┌─ Supplied data
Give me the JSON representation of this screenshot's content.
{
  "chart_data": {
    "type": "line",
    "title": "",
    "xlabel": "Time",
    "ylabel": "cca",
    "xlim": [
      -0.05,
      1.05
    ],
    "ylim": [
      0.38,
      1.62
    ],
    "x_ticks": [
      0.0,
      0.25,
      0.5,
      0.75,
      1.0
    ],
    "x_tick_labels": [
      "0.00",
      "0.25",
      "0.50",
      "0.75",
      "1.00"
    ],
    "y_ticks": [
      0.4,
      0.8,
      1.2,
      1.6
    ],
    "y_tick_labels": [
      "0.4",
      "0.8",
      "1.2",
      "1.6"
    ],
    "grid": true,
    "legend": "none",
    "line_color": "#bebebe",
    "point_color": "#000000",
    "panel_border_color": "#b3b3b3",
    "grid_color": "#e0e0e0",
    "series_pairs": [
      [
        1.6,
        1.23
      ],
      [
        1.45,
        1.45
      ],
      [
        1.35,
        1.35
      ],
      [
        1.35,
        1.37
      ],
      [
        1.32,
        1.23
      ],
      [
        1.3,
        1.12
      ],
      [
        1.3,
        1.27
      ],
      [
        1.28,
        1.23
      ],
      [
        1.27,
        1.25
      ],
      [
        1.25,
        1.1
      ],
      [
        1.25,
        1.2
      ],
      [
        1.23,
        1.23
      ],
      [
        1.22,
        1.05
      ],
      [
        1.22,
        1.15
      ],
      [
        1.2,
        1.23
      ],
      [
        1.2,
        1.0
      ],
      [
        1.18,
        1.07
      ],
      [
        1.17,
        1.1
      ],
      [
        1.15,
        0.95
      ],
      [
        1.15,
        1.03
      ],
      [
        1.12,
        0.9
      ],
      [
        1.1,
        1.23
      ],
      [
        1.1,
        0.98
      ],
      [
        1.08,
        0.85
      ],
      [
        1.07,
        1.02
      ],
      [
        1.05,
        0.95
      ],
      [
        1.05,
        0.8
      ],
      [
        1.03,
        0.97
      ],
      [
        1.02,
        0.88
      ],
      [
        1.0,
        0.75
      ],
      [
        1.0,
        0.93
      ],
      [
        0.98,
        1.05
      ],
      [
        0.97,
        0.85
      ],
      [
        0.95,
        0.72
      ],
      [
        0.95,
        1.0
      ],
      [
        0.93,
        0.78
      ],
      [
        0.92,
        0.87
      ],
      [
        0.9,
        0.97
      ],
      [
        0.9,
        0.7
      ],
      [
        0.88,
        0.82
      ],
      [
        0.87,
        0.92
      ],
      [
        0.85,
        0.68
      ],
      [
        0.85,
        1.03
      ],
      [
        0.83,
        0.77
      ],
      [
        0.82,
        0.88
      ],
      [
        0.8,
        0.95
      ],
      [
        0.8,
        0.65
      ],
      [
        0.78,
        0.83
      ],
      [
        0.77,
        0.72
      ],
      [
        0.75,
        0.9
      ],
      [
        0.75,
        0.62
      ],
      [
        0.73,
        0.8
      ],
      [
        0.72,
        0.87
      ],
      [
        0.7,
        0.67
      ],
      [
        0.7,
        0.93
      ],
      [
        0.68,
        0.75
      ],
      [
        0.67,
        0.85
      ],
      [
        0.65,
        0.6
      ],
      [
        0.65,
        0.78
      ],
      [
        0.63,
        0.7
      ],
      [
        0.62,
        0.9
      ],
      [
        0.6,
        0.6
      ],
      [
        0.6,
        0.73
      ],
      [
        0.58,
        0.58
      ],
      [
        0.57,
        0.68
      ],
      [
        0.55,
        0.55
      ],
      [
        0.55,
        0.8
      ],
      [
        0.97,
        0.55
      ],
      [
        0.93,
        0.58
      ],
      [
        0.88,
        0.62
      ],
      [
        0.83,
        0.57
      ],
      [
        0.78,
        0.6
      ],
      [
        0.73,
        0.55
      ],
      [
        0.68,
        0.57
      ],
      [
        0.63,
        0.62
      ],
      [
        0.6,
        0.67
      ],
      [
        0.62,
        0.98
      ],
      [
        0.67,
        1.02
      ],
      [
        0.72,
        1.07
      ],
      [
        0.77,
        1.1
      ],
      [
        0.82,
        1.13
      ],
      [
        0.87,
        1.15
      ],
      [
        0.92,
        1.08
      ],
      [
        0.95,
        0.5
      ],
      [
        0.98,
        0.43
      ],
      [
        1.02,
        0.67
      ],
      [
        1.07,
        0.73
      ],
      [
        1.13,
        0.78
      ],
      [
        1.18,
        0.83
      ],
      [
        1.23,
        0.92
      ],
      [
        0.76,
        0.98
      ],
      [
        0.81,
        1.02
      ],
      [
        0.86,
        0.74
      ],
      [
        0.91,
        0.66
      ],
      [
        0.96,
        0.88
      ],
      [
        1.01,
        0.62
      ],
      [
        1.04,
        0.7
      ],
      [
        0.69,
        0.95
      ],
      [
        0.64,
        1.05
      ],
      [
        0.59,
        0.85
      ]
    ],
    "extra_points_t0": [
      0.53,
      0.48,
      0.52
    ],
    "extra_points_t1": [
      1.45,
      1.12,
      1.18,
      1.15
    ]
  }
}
└─
**Goal of the exercise**
Extract every record. Keep wording exact.

**Full solution**
Give me the JSON representation of this screenshot's content.
{
  "chart_data": {
    "type": "line",
    "title": "",
    "xlabel": "Time",
    "ylabel": "cca",
    "xlim": [
      -0.05,
      1.05
    ],
    "ylim": [
      0.38,
      1.62
    ],
    "x_ticks": [
      0.0,
      0.25,
      0.5,
      0.75,
      1.0
    ],
    "x_tick_labels": [
      "0.00",
      "0.25",
      "0.50",
      "0.75",
      "1.00"
    ],
    "y_ticks": [
      0.4,
      0.8,
      1.2,
      1.6
    ],
    "y_tick_labels": [
      "0.4",
      "0.8",
      "1.2",
      "1.6"
    ],
    "grid": true,
    "legend": "none",
    "line_color": "#bebebe",
    "point_color": "#000000",
    "panel_border_color": "#b3b3b3",
    "grid_color": "#e0e0e0",
    "series_pairs": [
      [
        1.6,
        1.23
      ],
      [
        1.45,
        1.45
      ],
      [
        1.35,
        1.35
      ],
      [
        1.35,
        1.37
      ],
      [
        1.32,
        1.23
      ],
      [
        1.3,
        1.12
      ],
      [
        1.3,
        1.27
      ],
      [
        1.28,
        1.23
      ],
      [
        1.27,
        1.25
      ],
      [
        1.25,
        1.1
      ],
      [
        1.25,
        1.2
      ],
      [
        1.23,
        1.23
      ],
      [
        1.22,
        1.05
      ],
      [
        1.22,
        1.15
      ],
      [
        1.2,
        1.23
      ],
      [
        1.2,
        1.0
      ],
      [
        1.18,
        1.07
      ],
      [
        1.17,
        1.1
      ],
      [
        1.15,
        0.95
      ],
      [
        1.15,
        1.03
      ],
      [
        1.12,
        0.9
      ],
      [
        1.1,
        1.23
      ],
      [
        1.1,
        0.98
      ],
      [
        1.08,
        0.85
      ],
      [
        1.07,
        1.02
      ],
      [
        1.05,
        0.95
      ],
      [
        1.05,
        0.8
      ],
      [
        1.03,
        0.97
      ],
      [
        1.02,
        0.88
      ],
      [
        1.0,
        0.75
      ],
      [
        1.0,
        0.93
      ],
      [
        0.98,
        1.05
      ],
      [
        0.97,
        0.85
      ],
      [
        0.95,
        0.72
      ],
      [
        0.95,
        1.0
      ],
      [
        0.93,
        0.78
      ],
      [
        0.92,
        0.87
      ],
      [
        0.9,
        0.97
      ],
      [
        0.9,
        0.7
      ],
      [
        0.88,
        0.82
      ],
      [
        0.87,
        0.92
      ],
      [
        0.85,
        0.68
      ],
      [
        0.85,
        1.03
      ],
      [
        0.83,
        0.77
      ],
      [
        0.82,
        0.88
      ],
      [
        0.8,
        0.95
      ],
      [
        0.8,
        0.65
      ],
      [
        0.78,
        0.83
      ],
      [
        0.77,
        0.72
      ],
      [
        0.75,
        0.9
      ],
      [
        0.75,
        0.62
      ],
      [
        0.73,
        0.8
      ],
      [
        0.72,
        0.87
      ],
      [
        0.7,
        0.67
      ],
      [
        0.7,
        0.93
      ],
      [
        0.68,
        0.75
      ],
      [
        0.67,
        0.85
      ],
      [
        0.65,
        0.6
      ],
      [
        0.65,
        0.78
      ],
      [
        0.63,
        0.7
      ],
      [
        0.62,
        0.9
      ],
      [
        0.6,
        0.6
      ],
      [
        0.6,
        0.73
      ],
      [
        0.58,
        0.58
      ],
      [
        0.57,
        0.68
      ],
      [
        0.55,
        0.55
      ],
      [
        0.55,
        0.8
      ],
      [
        0.97,
        0.55
      ],
      [
        0.93,
        0.58
      ],
      [
        0.88,
        0.62
      ],
      [
        0.83,
        0.57
      ],
      [
        0.78,
        0.6
      ],
      [
        0.73,
        0.55
      ],
      [
        0.68,
        0.57
      ],
      [
        0.63,
        0.62
      ],
      [
        0.6,
        0.67
      ],
      [
        0.62,
        0.98
      ],
      [
        0.67,
        1.02
      ],
      [
        0.72,
        1.07
      ],
      [
        0.77,
        1.1
      ],
      [
        0.82,
        1.13
      ],
      [
        0.87,
        1.15
      ],
      [
        0.92,
        1.08
      ],
      [
        0.95,
        0.5
      ],
      [
        0.98,
        0.43
      ],
      [
        1.02,
        0.67
      ],
      [
        1.07,
        0.73
      ],
      [
        1.13,
        0.78
      ],
      [
        1.18,
        0.83
      ],
      [
        1.23,
        0.92
      ],
      [
        0.76,
        0.98
      ],
      [
        0.81,
        1.02
      ],
      [
        0.86,
        0.74
      ],
      [
        0.91,
        0.66
      ],
      [
        0.96,
        0.88
      ],
      [
        1.01,
        0.62
      ],
      [
        1.04,
        0.7
      ],
      [
        0.69,
        0.95
      ],
      [
        0.64,
        1.05
      ],
      [
        0.59,
        0.85
      ]
    ],
    "extra_points_t0": [
      0.53,
      0.48,
      0.52
    ],
    "extra_points_t1": [
      1.45,
      1.12,
      1.18,
      1.15
    ]
  }
}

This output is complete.